▶ _Tujuan 1_:
Ubah semua baris catatan, dari baris yang memuat "home-icon[interactable] xyxy=(520,2074,560,2114)" sampai ke baris yang memuat "settings-icon xyxy=(152,18,181,48)", termasuk kedua baris itu, menjadi tabel Markdown berkolom No dan Baris tanpa menyertakan baris kosong.

▶ _Teks dokumen_:

....................

Kopi TIMES

“Mak Erot” Intelektual Politik

Sabtu, 09 Maret 2019 - 02:40 | 129.27k
Muh Rheza Aditya.
Muh Rheza Aditya.
Kecil Besar

TIMESINDONESIA, JAKARTA – PANASNYA suhu politik yang semakin bergejolak seiring dekatnya hari pemilihan umum. Hampir semua diskursus publik disetiap level masyarakat membicarakan dengan seksama problematika perkembangan politik yang semakin update. Hal ini salah satu contohnya bisa kita lihat dari trending topic beberapa media sosial beberapa bulan terakhir ini.

....................

▶ _Daftar catatan_:
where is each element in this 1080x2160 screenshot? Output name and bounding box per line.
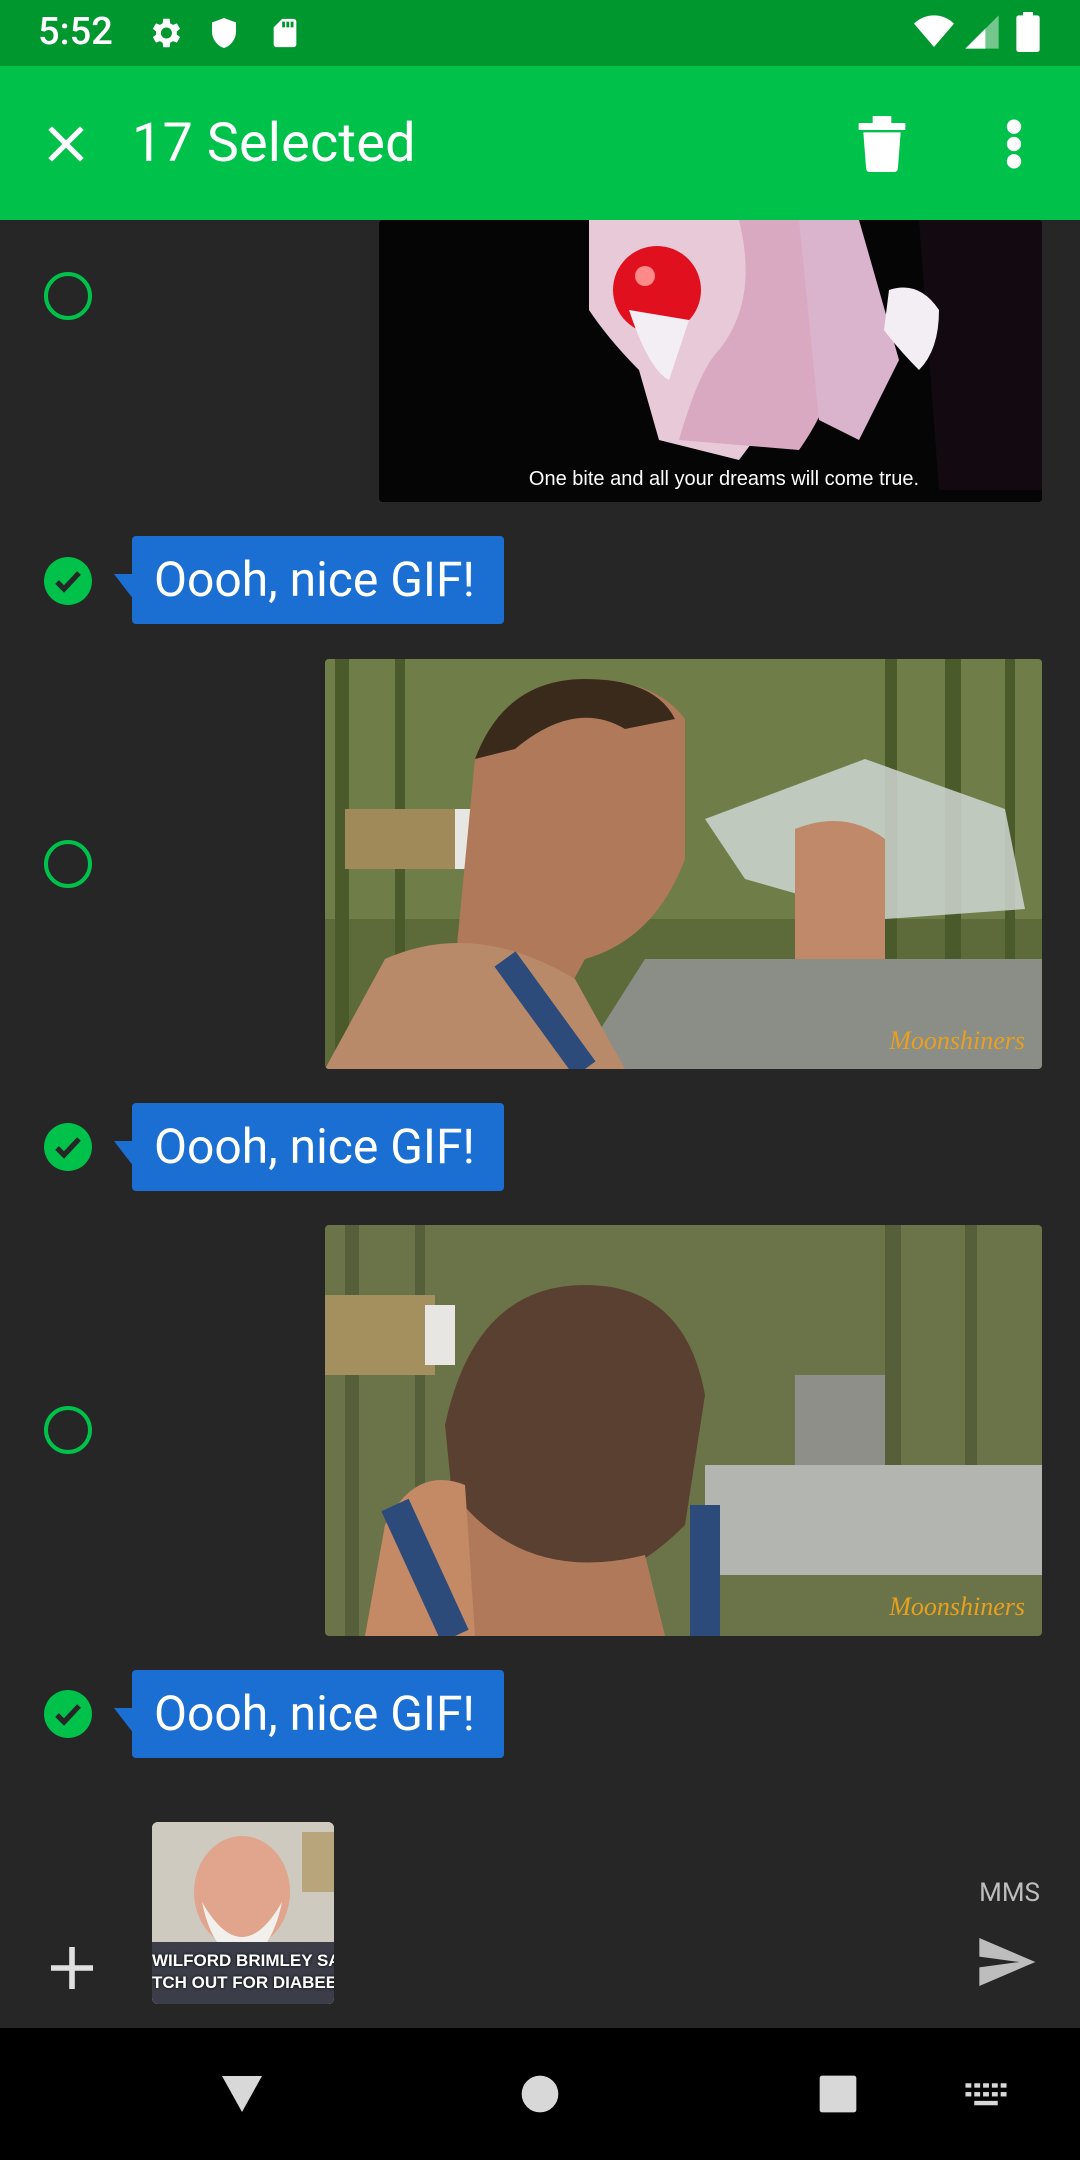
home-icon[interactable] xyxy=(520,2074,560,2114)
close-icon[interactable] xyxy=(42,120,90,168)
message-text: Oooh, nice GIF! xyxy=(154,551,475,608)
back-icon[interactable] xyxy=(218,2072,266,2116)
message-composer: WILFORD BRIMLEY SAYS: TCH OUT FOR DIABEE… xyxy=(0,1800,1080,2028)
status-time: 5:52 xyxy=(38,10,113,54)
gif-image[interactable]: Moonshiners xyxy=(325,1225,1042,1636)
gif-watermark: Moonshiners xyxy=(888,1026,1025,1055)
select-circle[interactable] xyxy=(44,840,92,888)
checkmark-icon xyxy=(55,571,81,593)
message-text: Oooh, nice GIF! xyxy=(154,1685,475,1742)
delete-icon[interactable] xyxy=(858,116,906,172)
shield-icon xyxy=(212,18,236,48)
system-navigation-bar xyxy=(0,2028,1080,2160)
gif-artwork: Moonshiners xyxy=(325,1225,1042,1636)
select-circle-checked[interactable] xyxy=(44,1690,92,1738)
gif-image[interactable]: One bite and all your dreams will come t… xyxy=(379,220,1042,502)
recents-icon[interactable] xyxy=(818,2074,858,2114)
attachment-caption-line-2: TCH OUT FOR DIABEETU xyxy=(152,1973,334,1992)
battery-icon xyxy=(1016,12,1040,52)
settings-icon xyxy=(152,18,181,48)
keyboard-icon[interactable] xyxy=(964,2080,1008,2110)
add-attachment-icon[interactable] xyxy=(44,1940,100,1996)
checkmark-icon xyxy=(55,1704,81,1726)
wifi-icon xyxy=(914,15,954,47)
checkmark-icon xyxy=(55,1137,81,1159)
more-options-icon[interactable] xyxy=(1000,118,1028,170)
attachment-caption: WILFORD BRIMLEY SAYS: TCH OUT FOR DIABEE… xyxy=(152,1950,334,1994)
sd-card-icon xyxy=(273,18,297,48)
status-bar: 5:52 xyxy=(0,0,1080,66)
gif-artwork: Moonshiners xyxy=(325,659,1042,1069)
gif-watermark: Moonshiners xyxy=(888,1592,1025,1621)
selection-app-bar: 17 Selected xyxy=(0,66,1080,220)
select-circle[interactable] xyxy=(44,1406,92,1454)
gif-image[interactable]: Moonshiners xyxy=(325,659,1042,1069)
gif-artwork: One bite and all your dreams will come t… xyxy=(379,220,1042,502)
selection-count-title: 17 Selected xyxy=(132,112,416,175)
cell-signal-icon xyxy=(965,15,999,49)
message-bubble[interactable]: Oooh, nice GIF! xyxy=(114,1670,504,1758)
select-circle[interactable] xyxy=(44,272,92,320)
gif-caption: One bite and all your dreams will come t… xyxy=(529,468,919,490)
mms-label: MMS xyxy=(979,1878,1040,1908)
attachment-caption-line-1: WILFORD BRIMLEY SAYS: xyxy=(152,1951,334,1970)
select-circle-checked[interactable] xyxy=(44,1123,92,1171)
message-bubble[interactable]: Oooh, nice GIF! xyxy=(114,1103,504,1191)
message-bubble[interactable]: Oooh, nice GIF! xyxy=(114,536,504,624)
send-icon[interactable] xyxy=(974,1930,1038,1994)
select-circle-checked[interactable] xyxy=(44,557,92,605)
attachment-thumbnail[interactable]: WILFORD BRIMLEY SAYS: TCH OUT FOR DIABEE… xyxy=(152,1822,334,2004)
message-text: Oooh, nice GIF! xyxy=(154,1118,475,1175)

....................

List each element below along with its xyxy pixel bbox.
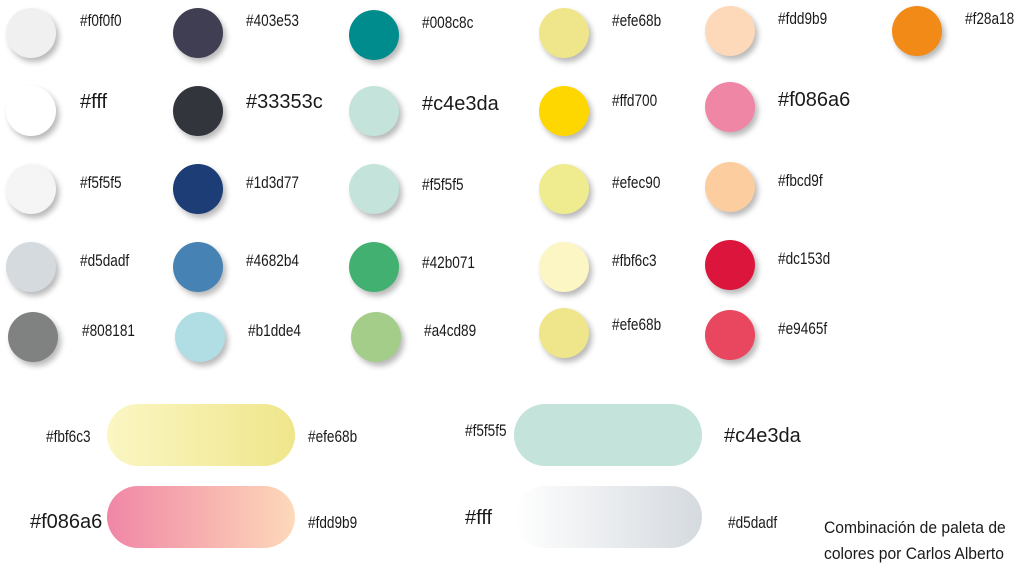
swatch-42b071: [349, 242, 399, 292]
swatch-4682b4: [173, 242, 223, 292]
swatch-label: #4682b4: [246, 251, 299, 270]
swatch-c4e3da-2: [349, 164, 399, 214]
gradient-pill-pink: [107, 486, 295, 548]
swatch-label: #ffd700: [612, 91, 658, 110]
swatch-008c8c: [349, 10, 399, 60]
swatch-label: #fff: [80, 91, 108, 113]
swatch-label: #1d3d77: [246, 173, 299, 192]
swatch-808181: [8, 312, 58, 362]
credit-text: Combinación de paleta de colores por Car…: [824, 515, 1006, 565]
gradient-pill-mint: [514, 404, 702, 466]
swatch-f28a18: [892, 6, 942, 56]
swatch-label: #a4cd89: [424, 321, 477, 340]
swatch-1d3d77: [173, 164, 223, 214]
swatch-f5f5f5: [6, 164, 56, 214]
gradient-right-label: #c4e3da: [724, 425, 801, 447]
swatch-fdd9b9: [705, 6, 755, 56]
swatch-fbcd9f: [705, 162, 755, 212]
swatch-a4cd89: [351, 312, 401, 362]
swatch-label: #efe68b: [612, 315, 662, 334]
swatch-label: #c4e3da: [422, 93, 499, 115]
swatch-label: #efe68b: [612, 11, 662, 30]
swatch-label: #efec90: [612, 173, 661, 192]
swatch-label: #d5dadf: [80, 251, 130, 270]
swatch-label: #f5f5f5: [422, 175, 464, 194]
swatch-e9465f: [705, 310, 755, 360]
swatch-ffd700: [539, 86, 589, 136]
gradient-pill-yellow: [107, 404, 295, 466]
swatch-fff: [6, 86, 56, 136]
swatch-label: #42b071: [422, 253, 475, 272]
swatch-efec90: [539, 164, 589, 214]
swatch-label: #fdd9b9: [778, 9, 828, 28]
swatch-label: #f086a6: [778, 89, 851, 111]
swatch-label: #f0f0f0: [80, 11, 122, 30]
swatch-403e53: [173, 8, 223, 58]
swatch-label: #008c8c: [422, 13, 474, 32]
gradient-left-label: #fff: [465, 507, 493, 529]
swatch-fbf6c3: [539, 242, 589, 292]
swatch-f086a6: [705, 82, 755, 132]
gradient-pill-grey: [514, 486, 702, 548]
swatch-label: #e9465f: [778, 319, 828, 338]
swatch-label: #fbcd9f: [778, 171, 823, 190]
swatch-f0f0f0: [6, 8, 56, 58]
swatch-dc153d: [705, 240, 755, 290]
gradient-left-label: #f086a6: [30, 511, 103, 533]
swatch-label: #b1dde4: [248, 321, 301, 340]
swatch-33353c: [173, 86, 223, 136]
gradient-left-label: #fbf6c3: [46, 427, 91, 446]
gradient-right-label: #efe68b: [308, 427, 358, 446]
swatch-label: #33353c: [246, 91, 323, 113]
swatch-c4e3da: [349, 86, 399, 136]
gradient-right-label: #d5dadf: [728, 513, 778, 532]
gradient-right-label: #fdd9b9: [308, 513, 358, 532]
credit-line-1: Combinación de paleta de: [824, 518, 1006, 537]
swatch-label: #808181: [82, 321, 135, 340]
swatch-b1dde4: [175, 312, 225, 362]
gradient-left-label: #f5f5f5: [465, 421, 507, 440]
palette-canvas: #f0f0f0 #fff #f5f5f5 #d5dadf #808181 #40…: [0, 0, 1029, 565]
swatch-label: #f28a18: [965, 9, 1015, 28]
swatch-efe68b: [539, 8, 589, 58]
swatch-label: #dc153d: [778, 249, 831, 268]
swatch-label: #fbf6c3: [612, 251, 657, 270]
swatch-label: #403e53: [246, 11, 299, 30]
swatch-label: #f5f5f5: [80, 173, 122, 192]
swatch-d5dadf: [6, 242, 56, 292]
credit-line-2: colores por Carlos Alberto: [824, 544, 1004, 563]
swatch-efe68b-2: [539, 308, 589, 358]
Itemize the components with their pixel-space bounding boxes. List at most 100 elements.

....................

▶ _Tujuan 2_:
Salin kata demi kata seluruh teks opini politik di atas.

▶ _Hasil yang benar 1_:
| No | Baris |
|---|---|
| 1 | home-icon[interactable] xyxy=(520,2074,560,2114) |
| 2 | close-icon[interactable] xyxy=(42,120,90,168) |
| 3 | message-text: Oooh, nice GIF! xyxy=(154,551,475,608) |
| 4 | back-icon[interactable] xyxy=(218,2072,266,2116) |
| 5 | message-composer: WILFORD BRIMLEY SAYS: TCH OUT FOR DIABEE… xyxy=(0,1800,1080,2028) |
| 6 | status-time: 5:52 xyxy=(38,10,113,54) |
| 7 | gif-image[interactable]: Moonshiners xyxy=(325,1225,1042,1636) |
| 8 | gif-watermark: Moonshiners xyxy=(888,1026,1025,1055) |
| 9 | select-circle[interactable] xyxy=(44,840,92,888) |
| 10 | checkmark-icon xyxy=(55,571,81,593) |
| 11 | message-text: Oooh, nice GIF! xyxy=(154,1685,475,1742) |
| 12 | delete-icon[interactable] xyxy=(858,116,906,172) |
| 13 | shield-icon xyxy=(212,18,236,48) |
| 14 | system-navigation-bar xyxy=(0,2028,1080,2160) |
| 15 | gif-artwork: Moonshiners xyxy=(325,1225,1042,1636) |
| 16 | select-circle-checked[interactable] xyxy=(44,1690,92,1738) |
| 17 | gif-image[interactable]: One bite and all your dreams will come t… xyxy=(379,220,1042,502) |
| 18 | recents-icon[interactable] xyxy=(818,2074,858,2114) |
| 19 | attachment-caption-line-2: TCH OUT FOR DIABEETU xyxy=(152,1973,334,1992) |
| 20 | battery-icon xyxy=(1016,12,1040,52) |
| 21 | settings-icon xyxy=(152,18,181,48) |

▶ _Hasil yang benar 2_:
Kopi TIMES

“Mak Erot” Intelektual Politik

Sabtu, 09 Maret 2019 - 02:40 | 129.27k
Muh Rheza Aditya.
Muh Rheza Aditya.
Kecil Besar

TIMESINDONESIA, JAKARTA – PANASNYA suhu politik yang semakin bergejolak seiring dekatnya hari pemilihan umum. Hampir semua diskursus publik disetiap level masyarakat membicarakan dengan seksama problematika perkembangan politik yang semakin update. Hal ini salah satu contohnya bisa kita lihat dari trending topic beberapa media sosial beberapa bulan terakhir ini.